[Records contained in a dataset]

*****

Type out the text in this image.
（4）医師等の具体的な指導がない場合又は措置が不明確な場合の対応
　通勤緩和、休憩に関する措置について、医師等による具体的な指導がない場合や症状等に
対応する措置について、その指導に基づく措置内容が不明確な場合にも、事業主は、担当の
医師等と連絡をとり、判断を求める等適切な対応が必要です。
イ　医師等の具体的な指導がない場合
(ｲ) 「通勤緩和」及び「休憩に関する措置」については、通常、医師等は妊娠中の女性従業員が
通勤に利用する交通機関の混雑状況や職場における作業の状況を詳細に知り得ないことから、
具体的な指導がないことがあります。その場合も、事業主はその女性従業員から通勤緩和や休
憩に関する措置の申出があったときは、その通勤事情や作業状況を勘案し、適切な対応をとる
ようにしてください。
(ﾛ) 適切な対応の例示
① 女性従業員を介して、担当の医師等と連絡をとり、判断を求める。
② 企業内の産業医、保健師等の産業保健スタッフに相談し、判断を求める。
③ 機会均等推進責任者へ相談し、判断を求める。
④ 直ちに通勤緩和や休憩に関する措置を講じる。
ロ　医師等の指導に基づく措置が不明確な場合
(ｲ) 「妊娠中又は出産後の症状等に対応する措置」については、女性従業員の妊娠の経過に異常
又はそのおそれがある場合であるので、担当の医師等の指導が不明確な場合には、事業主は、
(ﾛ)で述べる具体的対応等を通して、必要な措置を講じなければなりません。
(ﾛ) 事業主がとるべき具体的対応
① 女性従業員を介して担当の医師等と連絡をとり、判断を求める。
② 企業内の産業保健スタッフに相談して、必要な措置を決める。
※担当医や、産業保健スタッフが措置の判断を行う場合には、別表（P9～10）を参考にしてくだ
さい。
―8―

*****

[To be done] Report all lines of the material that contain the word "については".

[Correct output]
(ｲ) 「通勤緩和」及び「休憩に関する措置」については、通常、医師等は妊娠中の女性従業員が
(ｲ) 「妊娠中又は出産後の症状等に対応する措置」については、女性従業員の妊娠の経過に異常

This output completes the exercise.